## start
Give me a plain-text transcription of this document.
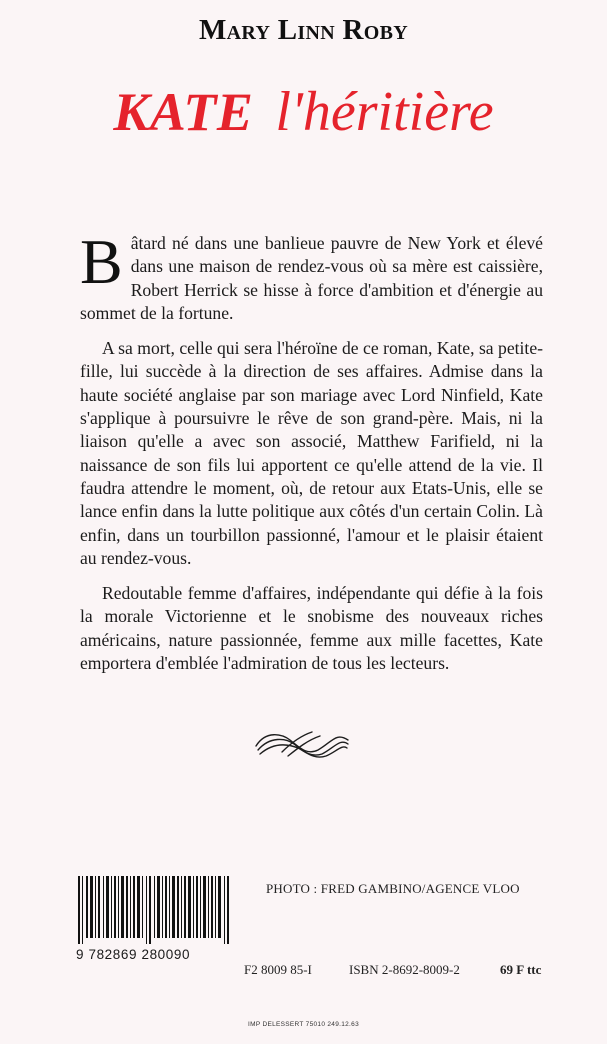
Mary Linn Roby
KATE l'héritière

Bâtard né dans une banlieue pauvre de New York et élevé dans une maison de rendez-vous où sa mère est caissière, Robert Herrick se hisse à force d'ambition et d'énergie au sommet de la fortune.

A sa mort, celle qui sera l'héroïne de ce roman, Kate, sa petite-fille, lui succède à la direction de ses affaires. Admise dans la haute société anglaise par son mariage avec Lord Ninfield, Kate s'applique à poursuivre le rêve de son grand-père. Mais, ni la liaison qu'elle a avec son associé, Matthew Farifield, ni la naissance de son fils lui apportent ce qu'elle attend de la vie. Il faudra attendre le moment, où, de retour aux Etats-Unis, elle se lance enfin dans la lutte politique aux côtés d'un certain Colin. Là enfin, dans un tourbillon passionné, l'amour et le plaisir étaient au rendez-vous.

Redoutable femme d'affaires, indépendante qui défie à la fois la morale Victorienne et le snobisme des nouveaux riches américains, nature passionnée, femme aux mille facettes, Kate emportera d'emblée l'admiration de tous les lecteurs.

PHOTO : FRED GAMBINO/AGENCE VLOO
9 782869 280090
F2 8009 85-I	ISBN 2-8692-8009-2	69 F ttc
IMP DELESSERT 75010 249.12.63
## end
• [SET PROBLEM]
Copy the entries above faithfully and omit every image.

• [SOLUTION FOR THIS TASK]
Give me a plain-text transcription of this document.
Mary Linn Roby
KATE l'héritière

Bâtard né dans une banlieue pauvre de New York et élevé dans une maison de rendez-vous où sa mère est caissière, Robert Herrick se hisse à force d'ambition et d'énergie au sommet de la fortune.

A sa mort, celle qui sera l'héroïne de ce roman, Kate, sa petite-fille, lui succède à la direction de ses affaires. Admise dans la haute société anglaise par son mariage avec Lord Ninfield, Kate s'applique à poursuivre le rêve de son grand-père. Mais, ni la liaison qu'elle a avec son associé, Matthew Farifield, ni la naissance de son fils lui apportent ce qu'elle attend de la vie. Il faudra attendre le moment, où, de retour aux Etats-Unis, elle se lance enfin dans la lutte politique aux côtés d'un certain Colin. Là enfin, dans un tourbillon passionné, l'amour et le plaisir étaient au rendez-vous.

Redoutable femme d'affaires, indépendante qui défie à la fois la morale Victorienne et le snobisme des nouveaux riches américains, nature passionnée, femme aux mille facettes, Kate emportera d'emblée l'admiration de tous les lecteurs.

PHOTO : FRED GAMBINO/AGENCE VLOO
9 782869 280090
F2 8009 85-I	ISBN 2-8692-8009-2	69 F ttc
IMP DELESSERT 75010 249.12.63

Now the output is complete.